* begin Extracted data *

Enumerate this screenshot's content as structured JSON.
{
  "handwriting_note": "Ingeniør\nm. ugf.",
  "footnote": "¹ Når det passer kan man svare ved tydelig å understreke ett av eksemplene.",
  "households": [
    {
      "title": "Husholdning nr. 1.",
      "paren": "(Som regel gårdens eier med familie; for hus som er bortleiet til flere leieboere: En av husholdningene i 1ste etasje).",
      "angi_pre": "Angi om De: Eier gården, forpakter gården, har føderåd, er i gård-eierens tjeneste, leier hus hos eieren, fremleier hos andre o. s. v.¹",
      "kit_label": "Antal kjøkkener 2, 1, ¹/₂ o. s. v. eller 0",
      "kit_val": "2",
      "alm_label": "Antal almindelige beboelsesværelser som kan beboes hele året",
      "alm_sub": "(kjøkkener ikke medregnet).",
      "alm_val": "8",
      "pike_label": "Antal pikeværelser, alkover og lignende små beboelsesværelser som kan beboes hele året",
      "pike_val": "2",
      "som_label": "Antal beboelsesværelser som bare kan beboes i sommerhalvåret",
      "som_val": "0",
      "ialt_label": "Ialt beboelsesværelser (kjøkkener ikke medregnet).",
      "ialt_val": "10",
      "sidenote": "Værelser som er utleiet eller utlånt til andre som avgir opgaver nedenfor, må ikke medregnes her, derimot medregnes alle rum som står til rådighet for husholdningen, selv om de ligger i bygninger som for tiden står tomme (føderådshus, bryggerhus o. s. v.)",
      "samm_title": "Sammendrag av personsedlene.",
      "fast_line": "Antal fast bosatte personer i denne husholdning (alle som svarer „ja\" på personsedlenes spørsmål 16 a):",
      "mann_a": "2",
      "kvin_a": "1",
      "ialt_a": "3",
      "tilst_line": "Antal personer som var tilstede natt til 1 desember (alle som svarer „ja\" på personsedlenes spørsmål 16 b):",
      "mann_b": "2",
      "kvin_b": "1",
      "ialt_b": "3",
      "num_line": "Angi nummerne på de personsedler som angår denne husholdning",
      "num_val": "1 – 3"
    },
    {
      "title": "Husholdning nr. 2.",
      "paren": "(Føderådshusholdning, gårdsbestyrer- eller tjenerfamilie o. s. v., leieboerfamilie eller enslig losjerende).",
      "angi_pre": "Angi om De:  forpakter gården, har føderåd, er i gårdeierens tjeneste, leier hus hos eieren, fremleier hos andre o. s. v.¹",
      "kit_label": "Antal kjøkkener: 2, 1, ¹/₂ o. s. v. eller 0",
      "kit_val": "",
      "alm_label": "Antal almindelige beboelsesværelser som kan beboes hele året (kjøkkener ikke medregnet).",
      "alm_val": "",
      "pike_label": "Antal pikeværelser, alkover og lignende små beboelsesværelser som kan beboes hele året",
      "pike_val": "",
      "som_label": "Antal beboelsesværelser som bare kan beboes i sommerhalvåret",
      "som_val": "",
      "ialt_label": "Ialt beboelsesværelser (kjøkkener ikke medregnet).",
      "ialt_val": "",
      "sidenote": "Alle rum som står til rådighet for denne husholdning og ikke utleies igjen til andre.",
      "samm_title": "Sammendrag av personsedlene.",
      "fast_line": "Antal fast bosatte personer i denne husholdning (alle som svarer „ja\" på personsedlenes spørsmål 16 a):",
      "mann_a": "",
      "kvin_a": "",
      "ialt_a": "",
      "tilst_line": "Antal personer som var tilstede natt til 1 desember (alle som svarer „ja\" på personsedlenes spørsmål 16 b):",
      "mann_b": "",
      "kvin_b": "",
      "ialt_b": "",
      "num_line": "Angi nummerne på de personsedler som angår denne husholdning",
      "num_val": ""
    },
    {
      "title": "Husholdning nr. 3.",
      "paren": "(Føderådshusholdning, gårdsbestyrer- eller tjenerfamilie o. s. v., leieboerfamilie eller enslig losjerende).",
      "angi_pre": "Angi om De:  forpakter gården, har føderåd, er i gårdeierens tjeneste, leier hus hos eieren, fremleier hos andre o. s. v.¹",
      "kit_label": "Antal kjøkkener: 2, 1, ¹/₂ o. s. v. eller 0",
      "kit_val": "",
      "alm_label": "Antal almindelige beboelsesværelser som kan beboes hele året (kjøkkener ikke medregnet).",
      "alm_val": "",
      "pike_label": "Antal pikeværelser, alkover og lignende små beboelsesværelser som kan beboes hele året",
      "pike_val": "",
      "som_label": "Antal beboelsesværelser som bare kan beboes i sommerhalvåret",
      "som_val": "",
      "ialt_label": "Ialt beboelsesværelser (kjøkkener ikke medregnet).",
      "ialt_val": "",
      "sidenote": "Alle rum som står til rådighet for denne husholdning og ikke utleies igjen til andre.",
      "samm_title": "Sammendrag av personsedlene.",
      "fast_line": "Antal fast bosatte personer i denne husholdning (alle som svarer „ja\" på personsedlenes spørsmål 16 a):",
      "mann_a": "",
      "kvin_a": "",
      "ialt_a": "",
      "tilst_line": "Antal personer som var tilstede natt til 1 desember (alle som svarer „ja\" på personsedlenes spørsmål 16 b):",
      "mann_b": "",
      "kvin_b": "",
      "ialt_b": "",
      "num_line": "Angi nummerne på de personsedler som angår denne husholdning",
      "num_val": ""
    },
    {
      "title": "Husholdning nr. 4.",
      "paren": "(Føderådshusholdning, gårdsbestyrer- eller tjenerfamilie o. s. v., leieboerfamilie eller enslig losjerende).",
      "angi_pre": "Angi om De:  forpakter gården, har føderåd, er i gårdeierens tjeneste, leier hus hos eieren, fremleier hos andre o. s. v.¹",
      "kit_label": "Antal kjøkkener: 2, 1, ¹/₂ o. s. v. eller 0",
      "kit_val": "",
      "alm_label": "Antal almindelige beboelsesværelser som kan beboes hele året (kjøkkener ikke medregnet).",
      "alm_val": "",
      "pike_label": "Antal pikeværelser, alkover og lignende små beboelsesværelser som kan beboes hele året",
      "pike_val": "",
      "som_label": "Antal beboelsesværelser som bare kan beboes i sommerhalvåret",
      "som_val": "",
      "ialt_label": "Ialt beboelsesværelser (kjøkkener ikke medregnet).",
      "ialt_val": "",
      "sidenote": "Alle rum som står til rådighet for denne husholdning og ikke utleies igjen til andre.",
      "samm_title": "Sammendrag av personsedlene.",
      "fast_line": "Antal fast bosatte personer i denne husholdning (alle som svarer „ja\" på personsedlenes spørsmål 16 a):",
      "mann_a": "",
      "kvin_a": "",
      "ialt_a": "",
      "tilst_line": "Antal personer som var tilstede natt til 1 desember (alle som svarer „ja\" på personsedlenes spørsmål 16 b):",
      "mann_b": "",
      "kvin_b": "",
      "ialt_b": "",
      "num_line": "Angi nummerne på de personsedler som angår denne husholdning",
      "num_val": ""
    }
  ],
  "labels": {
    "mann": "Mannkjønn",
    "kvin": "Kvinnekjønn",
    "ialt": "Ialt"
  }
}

* end Extracted data *

→ **Task to carry out**:
Return the full listing, character for character.

→ **Full response**:
Enumerate this screenshot's content as structured JSON.
{
  "handwriting_note": "Ingeniør\nm. ugf.",
  "footnote": "¹ Når det passer kan man svare ved tydelig å understreke ett av eksemplene.",
  "households": [
    {
      "title": "Husholdning nr. 1.",
      "paren": "(Som regel gårdens eier med familie; for hus som er bortleiet til flere leieboere: En av husholdningene i 1ste etasje).",
      "angi_pre": "Angi om De: Eier gården, forpakter gården, har føderåd, er i gård-eierens tjeneste, leier hus hos eieren, fremleier hos andre o. s. v.¹",
      "kit_label": "Antal kjøkkener 2, 1, ¹/₂ o. s. v. eller 0",
      "kit_val": "2",
      "alm_label": "Antal almindelige beboelsesværelser som kan beboes hele året",
      "alm_sub": "(kjøkkener ikke medregnet).",
      "alm_val": "8",
      "pike_label": "Antal pikeværelser, alkover og lignende små beboelsesværelser som kan beboes hele året",
      "pike_val": "2",
      "som_label": "Antal beboelsesværelser som bare kan beboes i sommerhalvåret",
      "som_val": "0",
      "ialt_label": "Ialt beboelsesværelser (kjøkkener ikke medregnet).",
      "ialt_val": "10",
      "sidenote": "Værelser som er utleiet eller utlånt til andre som avgir opgaver nedenfor, må ikke medregnes her, derimot medregnes alle rum som står til rådighet for husholdningen, selv om de ligger i bygninger som for tiden står tomme (føderådshus, bryggerhus o. s. v.)",
      "samm_title": "Sammendrag av personsedlene.",
      "fast_line": "Antal fast bosatte personer i denne husholdning (alle som svarer „ja\" på personsedlenes spørsmål 16 a):",
      "mann_a": "2",
      "kvin_a": "1",
      "ialt_a": "3",
      "tilst_line": "Antal personer som var tilstede natt til 1 desember (alle som svarer „ja\" på personsedlenes spørsmål 16 b):",
      "mann_b": "2",
      "kvin_b": "1",
      "ialt_b": "3",
      "num_line": "Angi nummerne på de personsedler som angår denne husholdning",
      "num_val": "1 – 3"
    },
    {
      "title": "Husholdning nr. 2.",
      "paren": "(Føderådshusholdning, gårdsbestyrer- eller tjenerfamilie o. s. v., leieboerfamilie eller enslig losjerende).",
      "angi_pre": "Angi om De:  forpakter gården, har føderåd, er i gårdeierens tjeneste, leier hus hos eieren, fremleier hos andre o. s. v.¹",
      "kit_label": "Antal kjøkkener: 2, 1, ¹/₂ o. s. v. eller 0",
      "kit_val": "",
      "alm_label": "Antal almindelige beboelsesværelser som kan beboes hele året (kjøkkener ikke medregnet).",
      "alm_val": "",
      "pike_label": "Antal pikeværelser, alkover og lignende små beboelsesværelser som kan beboes hele året",
      "pike_val": "",
      "som_label": "Antal beboelsesværelser som bare kan beboes i sommerhalvåret",
      "som_val": "",
      "ialt_label": "Ialt beboelsesværelser (kjøkkener ikke medregnet).",
      "ialt_val": "",
      "sidenote": "Alle rum som står til rådighet for denne husholdning og ikke utleies igjen til andre.",
      "samm_title": "Sammendrag av personsedlene.",
      "fast_line": "Antal fast bosatte personer i denne husholdning (alle som svarer „ja\" på personsedlenes spørsmål 16 a):",
      "mann_a": "",
      "kvin_a": "",
      "ialt_a": "",
      "tilst_line": "Antal personer som var tilstede natt til 1 desember (alle som svarer „ja\" på personsedlenes spørsmål 16 b):",
      "mann_b": "",
      "kvin_b": "",
      "ialt_b": "",
      "num_line": "Angi nummerne på de personsedler som angår denne husholdning",
      "num_val": ""
    },
    {
      "title": "Husholdning nr. 3.",
      "paren": "(Føderådshusholdning, gårdsbestyrer- eller tjenerfamilie o. s. v., leieboerfamilie eller enslig losjerende).",
      "angi_pre": "Angi om De:  forpakter gården, har føderåd, er i gårdeierens tjeneste, leier hus hos eieren, fremleier hos andre o. s. v.¹",
      "kit_label": "Antal kjøkkener: 2, 1, ¹/₂ o. s. v. eller 0",
      "kit_val": "",
      "alm_label": "Antal almindelige beboelsesværelser som kan beboes hele året (kjøkkener ikke medregnet).",
      "alm_val": "",
      "pike_label": "Antal pikeværelser, alkover og lignende små beboelsesværelser som kan beboes hele året",
      "pike_val": "",
      "som_label": "Antal beboelsesværelser som bare kan beboes i sommerhalvåret",
      "som_val": "",
      "ialt_label": "Ialt beboelsesværelser (kjøkkener ikke medregnet).",
      "ialt_val": "",
      "sidenote": "Alle rum som står til rådighet for denne husholdning og ikke utleies igjen til andre.",
      "samm_title": "Sammendrag av personsedlene.",
      "fast_line": "Antal fast bosatte personer i denne husholdning (alle som svarer „ja\" på personsedlenes spørsmål 16 a):",
      "mann_a": "",
      "kvin_a": "",
      "ialt_a": "",
      "tilst_line": "Antal personer som var tilstede natt til 1 desember (alle som svarer „ja\" på personsedlenes spørsmål 16 b):",
      "mann_b": "",
      "kvin_b": "",
      "ialt_b": "",
      "num_line": "Angi nummerne på de personsedler som angår denne husholdning",
      "num_val": ""
    },
    {
      "title": "Husholdning nr. 4.",
      "paren": "(Føderådshusholdning, gårdsbestyrer- eller tjenerfamilie o. s. v., leieboerfamilie eller enslig losjerende).",
      "angi_pre": "Angi om De:  forpakter gården, har føderåd, er i gårdeierens tjeneste, leier hus hos eieren, fremleier hos andre o. s. v.¹",
      "kit_label": "Antal kjøkkener: 2, 1, ¹/₂ o. s. v. eller 0",
      "kit_val": "",
      "alm_label": "Antal almindelige beboelsesværelser som kan beboes hele året (kjøkkener ikke medregnet).",
      "alm_val": "",
      "pike_label": "Antal pikeværelser, alkover og lignende små beboelsesværelser som kan beboes hele året",
      "pike_val": "",
      "som_label": "Antal beboelsesværelser som bare kan beboes i sommerhalvåret",
      "som_val": "",
      "ialt_label": "Ialt beboelsesværelser (kjøkkener ikke medregnet).",
      "ialt_val": "",
      "sidenote": "Alle rum som står til rådighet for denne husholdning og ikke utleies igjen til andre.",
      "samm_title": "Sammendrag av personsedlene.",
      "fast_line": "Antal fast bosatte personer i denne husholdning (alle som svarer „ja\" på personsedlenes spørsmål 16 a):",
      "mann_a": "",
      "kvin_a": "",
      "ialt_a": "",
      "tilst_line": "Antal personer som var tilstede natt til 1 desember (alle som svarer „ja\" på personsedlenes spørsmål 16 b):",
      "mann_b": "",
      "kvin_b": "",
      "ialt_b": "",
      "num_line": "Angi nummerne på de personsedler som angår denne husholdning",
      "num_val": ""
    }
  ],
  "labels": {
    "mann": "Mannkjønn",
    "kvin": "Kvinnekjønn",
    "ialt": "Ialt"
  }
}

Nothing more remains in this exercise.